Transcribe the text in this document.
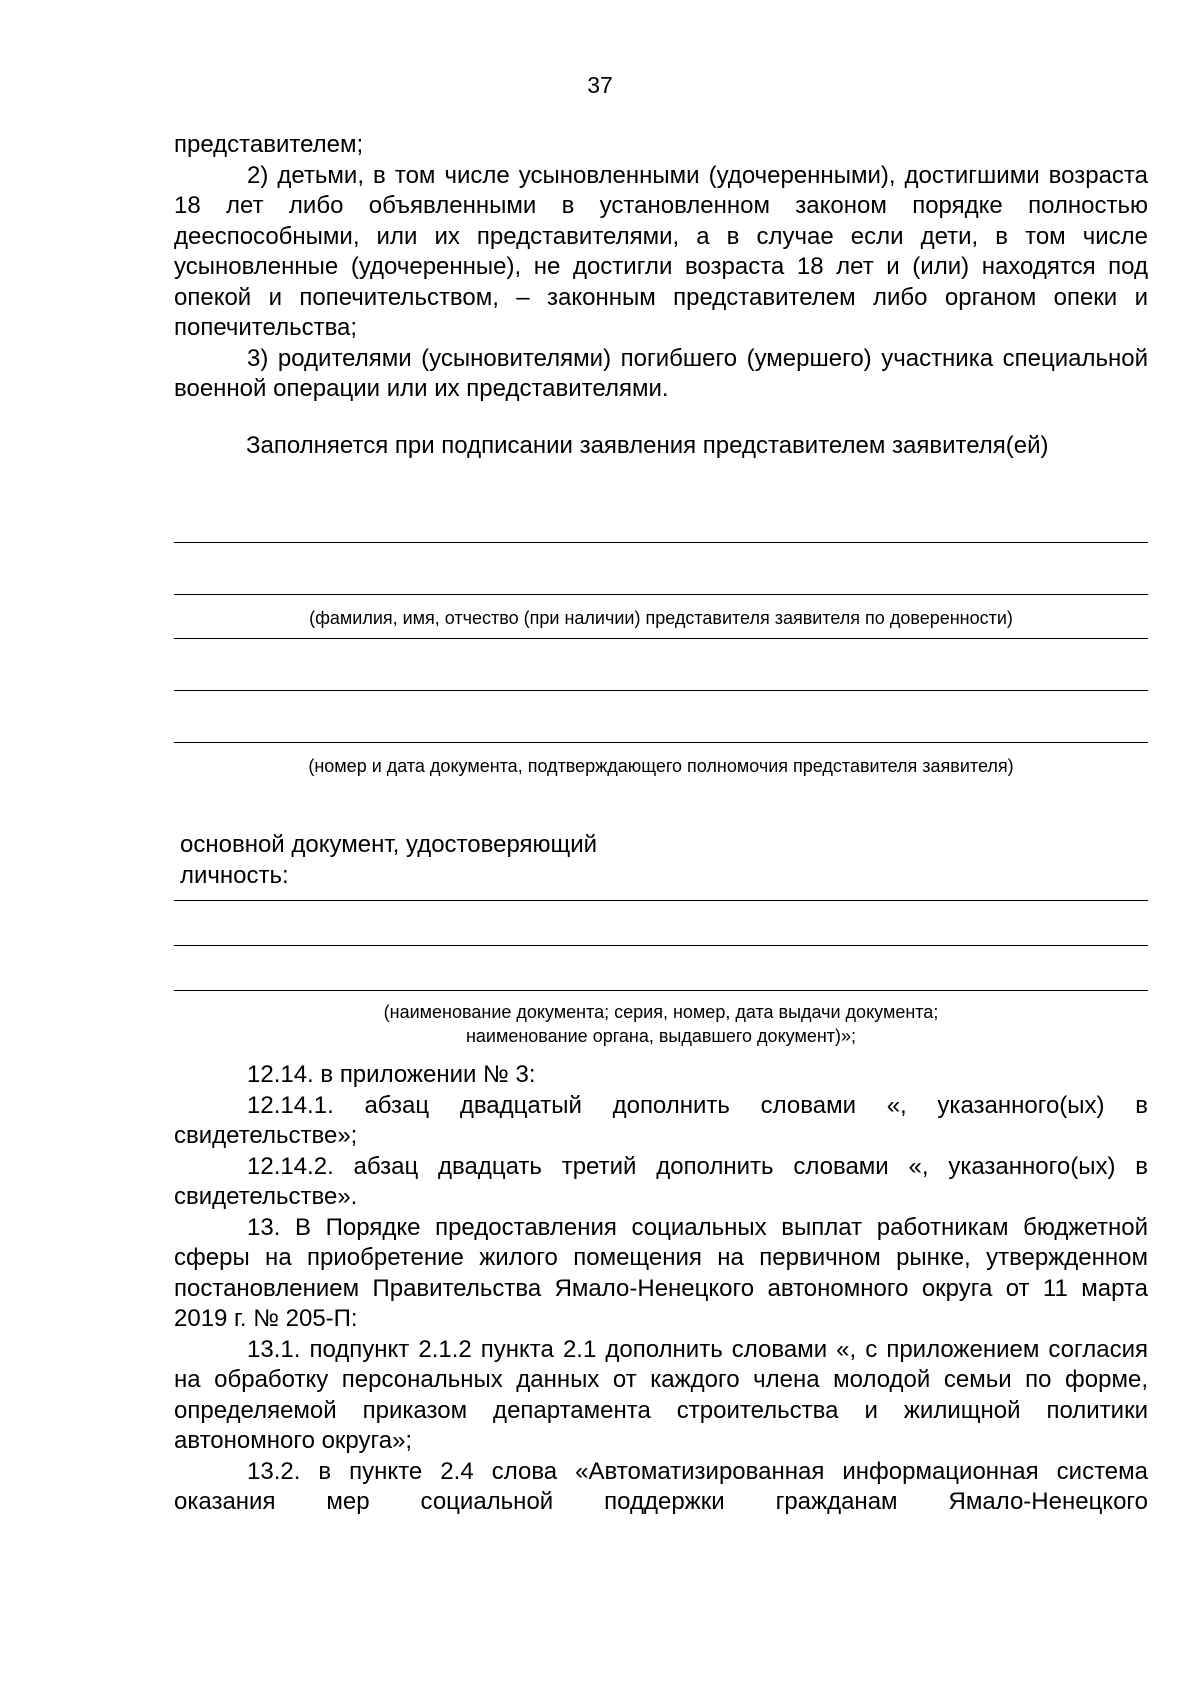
37

представителем;

2) детьми, в том числе усыновленными (удочеренными), достигшими возраста 18 лет либо объявленными в установленном законом порядке полностью дееспособными, или их представителями, а в случае если дети, в том числе усыновленные (удочеренные), не достигли возраста 18 лет и (или) находятся под опекой и попечительством, – законным представителем либо органом опеки и попечительства;

3) родителями (усыновителями) погибшего (умершего) участника специальной военной операции или их представителями.

Заполняется при подписании заявления представителем заявителя(ей)
(фамилия, имя, отчество (при наличии) представителя заявителя по доверенности)
(номер и дата документа, подтверждающего полномочия представителя заявителя)
основной документ, удостоверяющий
личность:
(наименование документа; серия, номер, дата выдачи документа;
наименование органа, выдавшего документ)»;

12.14. в приложении № 3:

12.14.1. абзац двадцатый дополнить словами «, указанного(ых) в свидетельстве»;

12.14.2. абзац двадцать третий дополнить словами «, указанного(ых) в свидетельстве».

13. В Порядке предоставления социальных выплат работникам бюджетной сферы на приобретение жилого помещения на первичном рынке, утвержденном постановлением Правительства Ямало-Ненецкого автономного округа от 11 марта 2019 г. № 205-П:

13.1. подпункт 2.1.2 пункта 2.1 дополнить словами «, с приложением согласия на обработку персональных данных от каждого члена молодой семьи по форме, определяемой приказом департамента строительства и жилищной политики автономного округа»;

13.2. в пункте 2.4 слова «Автоматизированная информационная система оказания мер социальной поддержки гражданам Ямало-Ненецкого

Exercise instructions: List every line above that holds the word "заявителя".

Exercise solution:
Заполняется при подписании заявления представителем заявителя(ей)
(фамилия, имя, отчество (при наличии) представителя заявителя по доверенности)
(номер и дата документа, подтверждающего полномочия представителя заявителя)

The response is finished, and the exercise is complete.